▶ WORK REQUEST
In the records that follow, find each line with the word "Medical" and copy it.

### SUPPLIED RECORDS

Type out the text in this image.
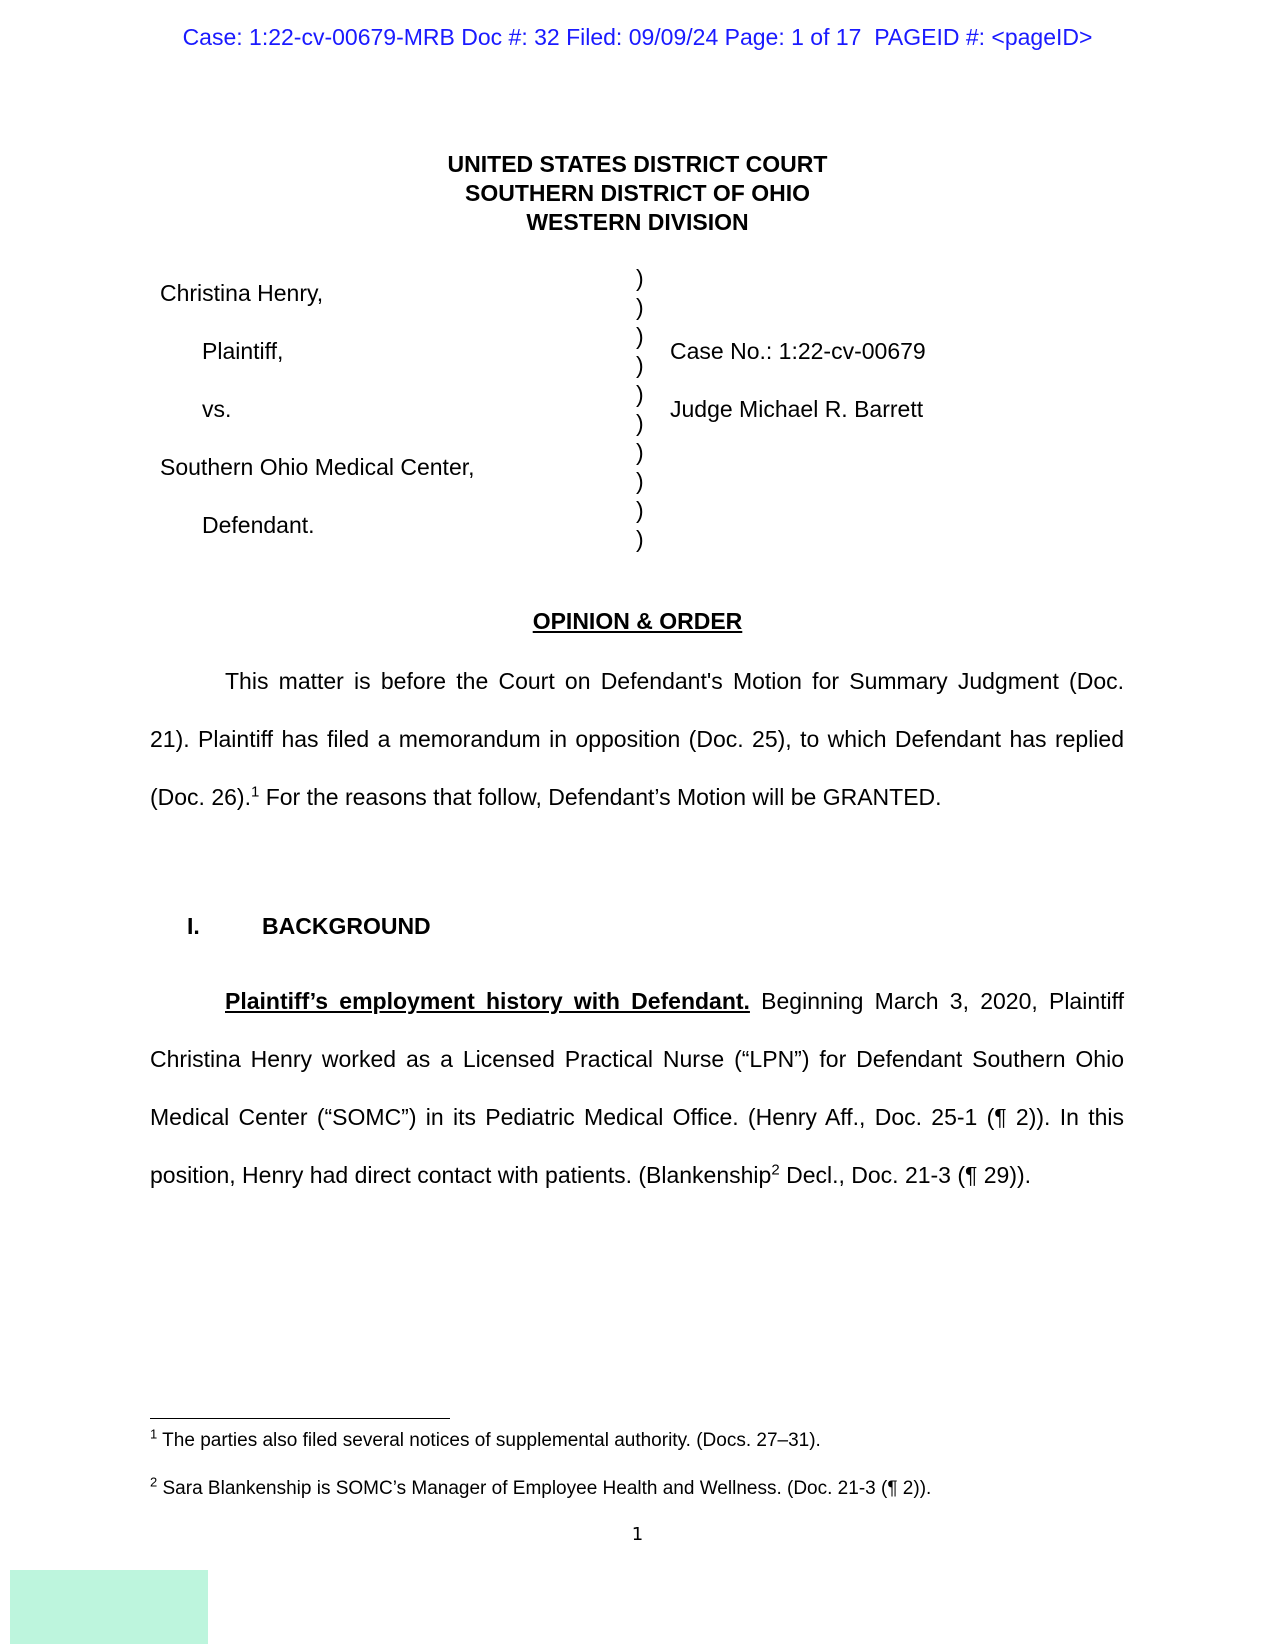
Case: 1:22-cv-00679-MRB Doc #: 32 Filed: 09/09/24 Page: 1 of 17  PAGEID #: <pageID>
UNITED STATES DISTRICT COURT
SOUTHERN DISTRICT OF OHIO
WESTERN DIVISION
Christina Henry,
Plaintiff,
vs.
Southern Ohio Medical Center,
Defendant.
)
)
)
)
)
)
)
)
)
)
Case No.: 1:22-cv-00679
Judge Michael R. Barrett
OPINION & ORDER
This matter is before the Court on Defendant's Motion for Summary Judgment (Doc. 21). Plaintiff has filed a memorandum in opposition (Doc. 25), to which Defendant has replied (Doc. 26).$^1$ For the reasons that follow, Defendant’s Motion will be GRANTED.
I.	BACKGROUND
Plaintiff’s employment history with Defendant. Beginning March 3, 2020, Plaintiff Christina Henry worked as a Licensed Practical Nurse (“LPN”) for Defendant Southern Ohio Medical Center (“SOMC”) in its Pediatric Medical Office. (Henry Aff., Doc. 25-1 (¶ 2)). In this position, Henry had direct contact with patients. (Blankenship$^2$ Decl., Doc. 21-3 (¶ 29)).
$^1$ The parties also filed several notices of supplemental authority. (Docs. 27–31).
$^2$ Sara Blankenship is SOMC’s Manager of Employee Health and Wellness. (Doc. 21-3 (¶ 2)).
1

######

▶ ANSWER BOX
Southern Ohio Medical Center,
Plaintiff’s employment history with Defendant. Beginning March 3, 2020, Plaintiff Christina Henry worked as a Licensed Practical Nurse (“LPN”) for Defendant Southern Ohio Medical Center (“SOMC”) in its Pediatric Medical Office. (Henry Aff., Doc. 25-1 (¶ 2)). In this position, Henry had direct contact with patients. (Blankenship$^2$ Decl., Doc. 21-3 (¶ 29)).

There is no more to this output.